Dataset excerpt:
____

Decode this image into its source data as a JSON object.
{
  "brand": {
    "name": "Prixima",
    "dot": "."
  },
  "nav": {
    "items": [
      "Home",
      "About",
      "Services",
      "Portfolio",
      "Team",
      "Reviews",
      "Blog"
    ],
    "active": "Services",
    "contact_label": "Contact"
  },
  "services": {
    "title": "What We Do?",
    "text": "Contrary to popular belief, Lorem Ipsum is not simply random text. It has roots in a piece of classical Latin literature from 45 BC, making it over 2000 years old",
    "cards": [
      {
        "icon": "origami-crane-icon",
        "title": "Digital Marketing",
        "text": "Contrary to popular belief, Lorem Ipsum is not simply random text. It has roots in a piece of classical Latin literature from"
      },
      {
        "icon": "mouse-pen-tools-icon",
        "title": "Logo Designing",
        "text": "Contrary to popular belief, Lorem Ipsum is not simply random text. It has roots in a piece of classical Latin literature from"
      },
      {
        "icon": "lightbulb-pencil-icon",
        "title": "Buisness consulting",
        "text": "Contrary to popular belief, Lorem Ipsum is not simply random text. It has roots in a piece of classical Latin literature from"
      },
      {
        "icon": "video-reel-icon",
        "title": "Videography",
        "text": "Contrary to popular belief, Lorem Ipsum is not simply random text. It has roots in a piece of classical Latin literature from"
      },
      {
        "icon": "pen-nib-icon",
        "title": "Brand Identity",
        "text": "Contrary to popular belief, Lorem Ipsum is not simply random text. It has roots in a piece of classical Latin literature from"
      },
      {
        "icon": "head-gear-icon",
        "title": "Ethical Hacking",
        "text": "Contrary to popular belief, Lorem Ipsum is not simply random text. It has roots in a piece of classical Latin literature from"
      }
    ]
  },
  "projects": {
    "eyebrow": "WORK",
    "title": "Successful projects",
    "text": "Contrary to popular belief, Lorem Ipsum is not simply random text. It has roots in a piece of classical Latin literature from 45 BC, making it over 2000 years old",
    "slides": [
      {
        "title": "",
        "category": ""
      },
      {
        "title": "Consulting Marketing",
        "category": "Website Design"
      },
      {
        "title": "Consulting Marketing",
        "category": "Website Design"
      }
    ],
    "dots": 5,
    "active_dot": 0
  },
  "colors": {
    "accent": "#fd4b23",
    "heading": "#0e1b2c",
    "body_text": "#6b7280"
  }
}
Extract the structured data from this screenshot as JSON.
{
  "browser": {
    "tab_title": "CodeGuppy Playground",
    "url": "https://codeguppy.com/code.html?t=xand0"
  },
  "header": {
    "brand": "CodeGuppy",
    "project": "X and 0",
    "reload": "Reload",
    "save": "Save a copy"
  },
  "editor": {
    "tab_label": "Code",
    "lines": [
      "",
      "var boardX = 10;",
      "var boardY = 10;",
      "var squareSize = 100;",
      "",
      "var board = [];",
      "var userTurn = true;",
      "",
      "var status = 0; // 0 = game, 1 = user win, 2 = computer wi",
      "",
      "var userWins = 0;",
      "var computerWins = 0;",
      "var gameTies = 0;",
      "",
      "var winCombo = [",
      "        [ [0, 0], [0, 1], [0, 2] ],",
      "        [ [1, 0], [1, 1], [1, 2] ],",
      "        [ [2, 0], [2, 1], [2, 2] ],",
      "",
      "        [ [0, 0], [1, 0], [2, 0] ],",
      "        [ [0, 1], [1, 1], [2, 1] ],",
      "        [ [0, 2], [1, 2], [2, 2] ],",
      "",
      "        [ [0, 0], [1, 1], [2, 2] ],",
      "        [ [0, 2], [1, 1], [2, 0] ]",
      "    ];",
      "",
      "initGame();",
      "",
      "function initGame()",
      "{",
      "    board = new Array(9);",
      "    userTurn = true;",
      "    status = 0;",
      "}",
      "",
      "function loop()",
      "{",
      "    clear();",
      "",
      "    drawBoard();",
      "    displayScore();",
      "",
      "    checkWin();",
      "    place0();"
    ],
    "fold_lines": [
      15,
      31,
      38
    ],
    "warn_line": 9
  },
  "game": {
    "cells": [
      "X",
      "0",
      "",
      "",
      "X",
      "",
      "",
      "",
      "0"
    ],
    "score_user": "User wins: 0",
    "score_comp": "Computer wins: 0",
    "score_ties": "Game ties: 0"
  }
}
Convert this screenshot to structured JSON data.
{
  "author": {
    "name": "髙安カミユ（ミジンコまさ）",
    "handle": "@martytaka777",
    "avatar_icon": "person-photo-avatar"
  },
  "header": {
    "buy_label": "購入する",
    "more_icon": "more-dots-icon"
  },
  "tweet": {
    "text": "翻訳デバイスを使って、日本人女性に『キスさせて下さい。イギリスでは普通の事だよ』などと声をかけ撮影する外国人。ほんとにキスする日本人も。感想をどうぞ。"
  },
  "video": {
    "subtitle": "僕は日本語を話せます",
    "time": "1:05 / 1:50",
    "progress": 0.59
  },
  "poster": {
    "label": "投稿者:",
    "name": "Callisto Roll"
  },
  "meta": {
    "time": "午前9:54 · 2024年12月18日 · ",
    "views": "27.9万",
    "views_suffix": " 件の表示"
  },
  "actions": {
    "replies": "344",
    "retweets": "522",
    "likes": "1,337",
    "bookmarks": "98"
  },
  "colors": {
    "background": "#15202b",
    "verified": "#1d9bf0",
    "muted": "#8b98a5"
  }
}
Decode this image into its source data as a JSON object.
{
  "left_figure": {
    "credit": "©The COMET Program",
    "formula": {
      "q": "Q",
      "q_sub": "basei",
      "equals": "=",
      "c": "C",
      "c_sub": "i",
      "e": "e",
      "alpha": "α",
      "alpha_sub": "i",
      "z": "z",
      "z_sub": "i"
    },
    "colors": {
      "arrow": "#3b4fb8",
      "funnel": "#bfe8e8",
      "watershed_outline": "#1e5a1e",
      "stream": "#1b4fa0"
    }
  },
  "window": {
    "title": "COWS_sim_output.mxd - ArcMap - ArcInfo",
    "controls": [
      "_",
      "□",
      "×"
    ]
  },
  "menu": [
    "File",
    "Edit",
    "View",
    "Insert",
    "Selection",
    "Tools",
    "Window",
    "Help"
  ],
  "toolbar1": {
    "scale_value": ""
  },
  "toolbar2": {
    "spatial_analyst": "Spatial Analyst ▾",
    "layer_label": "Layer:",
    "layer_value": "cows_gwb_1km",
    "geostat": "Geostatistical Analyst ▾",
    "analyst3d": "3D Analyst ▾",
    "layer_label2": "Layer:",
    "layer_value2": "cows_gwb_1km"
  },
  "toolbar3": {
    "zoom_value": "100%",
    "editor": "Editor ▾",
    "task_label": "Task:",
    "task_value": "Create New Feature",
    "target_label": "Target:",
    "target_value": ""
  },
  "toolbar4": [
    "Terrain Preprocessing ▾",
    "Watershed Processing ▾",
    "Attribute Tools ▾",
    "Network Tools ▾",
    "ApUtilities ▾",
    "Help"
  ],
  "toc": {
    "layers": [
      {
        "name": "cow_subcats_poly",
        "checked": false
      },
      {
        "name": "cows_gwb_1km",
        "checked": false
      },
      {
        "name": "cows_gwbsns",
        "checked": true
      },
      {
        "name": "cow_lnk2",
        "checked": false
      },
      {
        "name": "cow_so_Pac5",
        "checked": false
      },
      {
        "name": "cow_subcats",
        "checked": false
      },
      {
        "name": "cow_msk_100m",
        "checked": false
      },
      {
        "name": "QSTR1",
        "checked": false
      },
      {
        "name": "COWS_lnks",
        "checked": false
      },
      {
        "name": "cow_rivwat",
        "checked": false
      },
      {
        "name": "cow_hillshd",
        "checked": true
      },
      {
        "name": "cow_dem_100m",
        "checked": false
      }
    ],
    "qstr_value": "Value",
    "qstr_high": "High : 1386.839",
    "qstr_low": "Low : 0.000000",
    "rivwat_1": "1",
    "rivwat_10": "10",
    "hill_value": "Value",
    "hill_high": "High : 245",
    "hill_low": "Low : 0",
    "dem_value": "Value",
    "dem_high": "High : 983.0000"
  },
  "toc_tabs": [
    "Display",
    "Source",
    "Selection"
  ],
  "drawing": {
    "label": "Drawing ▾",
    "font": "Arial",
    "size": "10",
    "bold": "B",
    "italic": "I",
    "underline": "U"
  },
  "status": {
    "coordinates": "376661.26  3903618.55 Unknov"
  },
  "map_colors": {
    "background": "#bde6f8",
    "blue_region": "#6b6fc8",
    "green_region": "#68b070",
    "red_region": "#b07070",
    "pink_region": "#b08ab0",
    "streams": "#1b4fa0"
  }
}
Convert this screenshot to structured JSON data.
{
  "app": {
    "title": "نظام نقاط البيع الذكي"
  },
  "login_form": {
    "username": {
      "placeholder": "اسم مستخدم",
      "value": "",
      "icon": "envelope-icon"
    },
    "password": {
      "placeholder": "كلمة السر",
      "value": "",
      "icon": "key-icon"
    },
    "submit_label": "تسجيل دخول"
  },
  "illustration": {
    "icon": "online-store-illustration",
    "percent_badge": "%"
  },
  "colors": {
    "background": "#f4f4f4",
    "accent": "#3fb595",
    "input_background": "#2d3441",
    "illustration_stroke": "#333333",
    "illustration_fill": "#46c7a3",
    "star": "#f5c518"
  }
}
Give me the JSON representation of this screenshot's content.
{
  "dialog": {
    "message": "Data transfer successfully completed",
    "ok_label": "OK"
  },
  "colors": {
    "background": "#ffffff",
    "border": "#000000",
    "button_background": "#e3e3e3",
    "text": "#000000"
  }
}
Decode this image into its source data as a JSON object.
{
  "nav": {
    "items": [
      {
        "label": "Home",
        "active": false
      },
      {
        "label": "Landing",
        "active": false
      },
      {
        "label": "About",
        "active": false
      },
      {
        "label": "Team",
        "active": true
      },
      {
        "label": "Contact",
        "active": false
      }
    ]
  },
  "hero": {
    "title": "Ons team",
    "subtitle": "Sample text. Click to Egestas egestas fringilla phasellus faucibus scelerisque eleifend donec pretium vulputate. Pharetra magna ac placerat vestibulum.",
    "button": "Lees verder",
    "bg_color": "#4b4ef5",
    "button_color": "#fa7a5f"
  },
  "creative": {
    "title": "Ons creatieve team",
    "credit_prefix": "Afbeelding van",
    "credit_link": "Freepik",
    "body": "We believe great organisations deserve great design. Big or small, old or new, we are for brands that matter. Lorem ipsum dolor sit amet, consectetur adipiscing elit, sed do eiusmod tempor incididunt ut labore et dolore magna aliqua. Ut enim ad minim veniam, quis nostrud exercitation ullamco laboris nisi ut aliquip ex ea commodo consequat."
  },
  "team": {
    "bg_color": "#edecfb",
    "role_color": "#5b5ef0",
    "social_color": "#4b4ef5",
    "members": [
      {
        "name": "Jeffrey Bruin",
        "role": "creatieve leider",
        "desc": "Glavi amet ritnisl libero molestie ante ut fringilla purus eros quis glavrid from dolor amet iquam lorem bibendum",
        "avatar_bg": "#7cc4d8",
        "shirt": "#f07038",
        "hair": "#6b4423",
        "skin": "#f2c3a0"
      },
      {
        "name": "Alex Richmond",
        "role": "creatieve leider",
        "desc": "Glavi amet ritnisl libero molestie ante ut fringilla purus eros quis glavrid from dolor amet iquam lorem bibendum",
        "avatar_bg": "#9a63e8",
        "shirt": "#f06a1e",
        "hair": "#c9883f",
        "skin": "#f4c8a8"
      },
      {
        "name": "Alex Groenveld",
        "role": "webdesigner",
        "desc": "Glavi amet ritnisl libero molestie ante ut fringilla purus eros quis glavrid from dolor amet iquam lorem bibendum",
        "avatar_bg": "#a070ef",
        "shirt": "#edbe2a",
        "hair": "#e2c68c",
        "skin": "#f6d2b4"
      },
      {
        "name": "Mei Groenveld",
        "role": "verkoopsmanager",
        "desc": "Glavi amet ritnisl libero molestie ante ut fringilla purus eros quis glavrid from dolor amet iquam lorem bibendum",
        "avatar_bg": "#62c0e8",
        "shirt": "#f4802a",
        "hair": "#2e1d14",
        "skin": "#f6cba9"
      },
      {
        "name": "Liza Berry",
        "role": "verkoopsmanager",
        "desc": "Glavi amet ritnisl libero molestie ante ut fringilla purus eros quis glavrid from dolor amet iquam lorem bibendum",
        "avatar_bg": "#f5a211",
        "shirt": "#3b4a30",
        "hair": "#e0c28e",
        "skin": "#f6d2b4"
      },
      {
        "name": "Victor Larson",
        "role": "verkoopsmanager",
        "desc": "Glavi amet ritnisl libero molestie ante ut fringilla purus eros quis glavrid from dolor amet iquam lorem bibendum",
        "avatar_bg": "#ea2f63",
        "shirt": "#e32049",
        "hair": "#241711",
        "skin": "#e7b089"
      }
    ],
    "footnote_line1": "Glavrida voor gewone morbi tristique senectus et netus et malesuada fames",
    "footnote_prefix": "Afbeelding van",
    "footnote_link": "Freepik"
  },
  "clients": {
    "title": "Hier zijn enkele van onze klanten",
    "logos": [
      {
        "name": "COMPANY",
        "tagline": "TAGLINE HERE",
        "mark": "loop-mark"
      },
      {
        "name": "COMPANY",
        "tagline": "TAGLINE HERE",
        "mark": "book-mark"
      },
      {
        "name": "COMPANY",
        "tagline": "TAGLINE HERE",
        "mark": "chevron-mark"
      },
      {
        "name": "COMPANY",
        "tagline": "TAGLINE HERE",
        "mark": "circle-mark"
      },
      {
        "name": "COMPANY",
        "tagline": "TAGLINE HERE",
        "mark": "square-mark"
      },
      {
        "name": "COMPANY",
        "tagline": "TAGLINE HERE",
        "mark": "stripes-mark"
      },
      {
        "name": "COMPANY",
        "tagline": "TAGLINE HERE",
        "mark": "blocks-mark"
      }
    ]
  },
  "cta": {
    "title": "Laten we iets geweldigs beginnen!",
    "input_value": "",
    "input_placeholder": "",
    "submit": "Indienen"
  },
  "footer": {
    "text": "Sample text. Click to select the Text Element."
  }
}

____

WORK INSTRUCTIONS – Considering only the records above, state the number of lines that include the word "status", with nothing added.

REPLY TO THE TASK – 3